## BEGIN
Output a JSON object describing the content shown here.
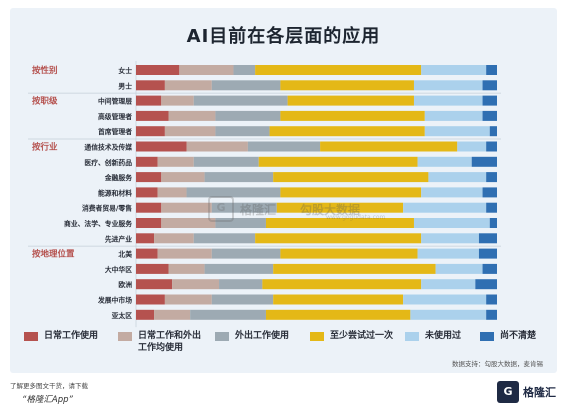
{
  "title": "AI目前在各层面的应用",
  "chart_data": {
    "type": "bar",
    "orientation": "horizontal",
    "stacked": true,
    "xlim": [
      0,
      100
    ],
    "x_ticks": [
      "0%",
      "10%",
      "20%",
      "30%",
      "40%",
      "50%",
      "60%",
      "70%",
      "80%",
      "90%",
      "100%"
    ],
    "groups": [
      {
        "label": "按性别",
        "categories": [
          "女士",
          "男士"
        ]
      },
      {
        "label": "按职级",
        "categories": [
          "中间管理层",
          "高级管理者",
          "首席管理者"
        ]
      },
      {
        "label": "按行业",
        "categories": [
          "通信技术及传媒",
          "医疗、创新药品",
          "金融服务",
          "能源和材料",
          "消费者贸易/零售",
          "商业、法学、专业服务",
          "先进产业"
        ]
      },
      {
        "label": "按地理位置",
        "categories": [
          "北美",
          "大中华区",
          "欧洲",
          "发展中市场",
          "亚太区"
        ]
      }
    ],
    "categories": [
      "女士",
      "男士",
      "中间管理层",
      "高级管理者",
      "首席管理者",
      "通信技术及传媒",
      "医疗、创新药品",
      "金融服务",
      "能源和材料",
      "消费者贸易/零售",
      "商业、法学、专业服务",
      "先进产业",
      "北美",
      "大中华区",
      "欧洲",
      "发展中市场",
      "亚太区"
    ],
    "series": [
      {
        "name": "日常工作使用",
        "color": "#b5524f",
        "values": [
          12,
          8,
          7,
          9,
          8,
          14,
          6,
          7,
          6,
          7,
          7,
          5,
          6,
          9,
          10,
          8,
          5
        ]
      },
      {
        "name": "日常工作和外出工作均使用",
        "color": "#c3aba2",
        "values": [
          15,
          13,
          9,
          13,
          14,
          17,
          10,
          12,
          8,
          14,
          15,
          11,
          15,
          10,
          13,
          13,
          10
        ]
      },
      {
        "name": "外出工作使用",
        "color": "#9daab3",
        "values": [
          6,
          19,
          26,
          18,
          15,
          20,
          18,
          19,
          26,
          18,
          14,
          17,
          19,
          19,
          12,
          17,
          21
        ]
      },
      {
        "name": "至少尝试过一次",
        "color": "#e4b817",
        "values": [
          46,
          37,
          35,
          40,
          43,
          38,
          44,
          43,
          39,
          35,
          41,
          46,
          38,
          45,
          44,
          36,
          40
        ]
      },
      {
        "name": "未使用过",
        "color": "#abd1ec",
        "values": [
          18,
          19,
          19,
          16,
          18,
          8,
          15,
          16,
          17,
          23,
          21,
          16,
          17,
          13,
          15,
          23,
          21
        ]
      },
      {
        "name": "尚不清楚",
        "color": "#2f6fb2",
        "values": [
          3,
          4,
          4,
          4,
          2,
          3,
          7,
          3,
          4,
          3,
          2,
          5,
          5,
          4,
          6,
          3,
          3
        ]
      }
    ]
  },
  "legend_items": [
    {
      "line1": "日常工作使用",
      "line2": ""
    },
    {
      "line1": "日常工作和外出",
      "line2": "工作均使用"
    },
    {
      "line1": "外出工作使用",
      "line2": ""
    },
    {
      "line1": "至少尝试过一次",
      "line2": ""
    },
    {
      "line1": "未使用过",
      "line2": ""
    },
    {
      "line1": "尚不清楚",
      "line2": ""
    }
  ],
  "source": "数据支持：勾股大数据，麦肯锡",
  "watermark": {
    "brand": "格隆汇",
    "name": "勾股大数据",
    "url": "www.gogudata.com"
  },
  "footer": {
    "note": "了解更多图文干货，请下载",
    "app": "“格隆汇App”",
    "brand": "格隆汇",
    "logo_letter": "G"
  }
}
## END
**YOUR OBJECTIVE:** Copy the listing word for word, excluding its pictures.

**FINISHED ANSWER:**
Output a JSON object describing the content shown here.
{
  "title": "AI目前在各层面的应用",
  "chart_data": {
    "type": "bar",
    "orientation": "horizontal",
    "stacked": true,
    "xlim": [
      0,
      100
    ],
    "x_ticks": [
      "0%",
      "10%",
      "20%",
      "30%",
      "40%",
      "50%",
      "60%",
      "70%",
      "80%",
      "90%",
      "100%"
    ],
    "groups": [
      {
        "label": "按性别",
        "categories": [
          "女士",
          "男士"
        ]
      },
      {
        "label": "按职级",
        "categories": [
          "中间管理层",
          "高级管理者",
          "首席管理者"
        ]
      },
      {
        "label": "按行业",
        "categories": [
          "通信技术及传媒",
          "医疗、创新药品",
          "金融服务",
          "能源和材料",
          "消费者贸易/零售",
          "商业、法学、专业服务",
          "先进产业"
        ]
      },
      {
        "label": "按地理位置",
        "categories": [
          "北美",
          "大中华区",
          "欧洲",
          "发展中市场",
          "亚太区"
        ]
      }
    ],
    "categories": [
      "女士",
      "男士",
      "中间管理层",
      "高级管理者",
      "首席管理者",
      "通信技术及传媒",
      "医疗、创新药品",
      "金融服务",
      "能源和材料",
      "消费者贸易/零售",
      "商业、法学、专业服务",
      "先进产业",
      "北美",
      "大中华区",
      "欧洲",
      "发展中市场",
      "亚太区"
    ],
    "series": [
      {
        "name": "日常工作使用",
        "color": "#b5524f",
        "values": [
          12,
          8,
          7,
          9,
          8,
          14,
          6,
          7,
          6,
          7,
          7,
          5,
          6,
          9,
          10,
          8,
          5
        ]
      },
      {
        "name": "日常工作和外出工作均使用",
        "color": "#c3aba2",
        "values": [
          15,
          13,
          9,
          13,
          14,
          17,
          10,
          12,
          8,
          14,
          15,
          11,
          15,
          10,
          13,
          13,
          10
        ]
      },
      {
        "name": "外出工作使用",
        "color": "#9daab3",
        "values": [
          6,
          19,
          26,
          18,
          15,
          20,
          18,
          19,
          26,
          18,
          14,
          17,
          19,
          19,
          12,
          17,
          21
        ]
      },
      {
        "name": "至少尝试过一次",
        "color": "#e4b817",
        "values": [
          46,
          37,
          35,
          40,
          43,
          38,
          44,
          43,
          39,
          35,
          41,
          46,
          38,
          45,
          44,
          36,
          40
        ]
      },
      {
        "name": "未使用过",
        "color": "#abd1ec",
        "values": [
          18,
          19,
          19,
          16,
          18,
          8,
          15,
          16,
          17,
          23,
          21,
          16,
          17,
          13,
          15,
          23,
          21
        ]
      },
      {
        "name": "尚不清楚",
        "color": "#2f6fb2",
        "values": [
          3,
          4,
          4,
          4,
          2,
          3,
          7,
          3,
          4,
          3,
          2,
          5,
          5,
          4,
          6,
          3,
          3
        ]
      }
    ]
  },
  "legend_items": [
    {
      "line1": "日常工作使用",
      "line2": ""
    },
    {
      "line1": "日常工作和外出",
      "line2": "工作均使用"
    },
    {
      "line1": "外出工作使用",
      "line2": ""
    },
    {
      "line1": "至少尝试过一次",
      "line2": ""
    },
    {
      "line1": "未使用过",
      "line2": ""
    },
    {
      "line1": "尚不清楚",
      "line2": ""
    }
  ],
  "source": "数据支持：勾股大数据，麦肯锡",
  "watermark": {
    "brand": "格隆汇",
    "name": "勾股大数据",
    "url": "www.gogudata.com"
  },
  "footer": {
    "note": "了解更多图文干货，请下载",
    "app": "“格隆汇App”",
    "brand": "格隆汇",
    "logo_letter": "G"
  }
}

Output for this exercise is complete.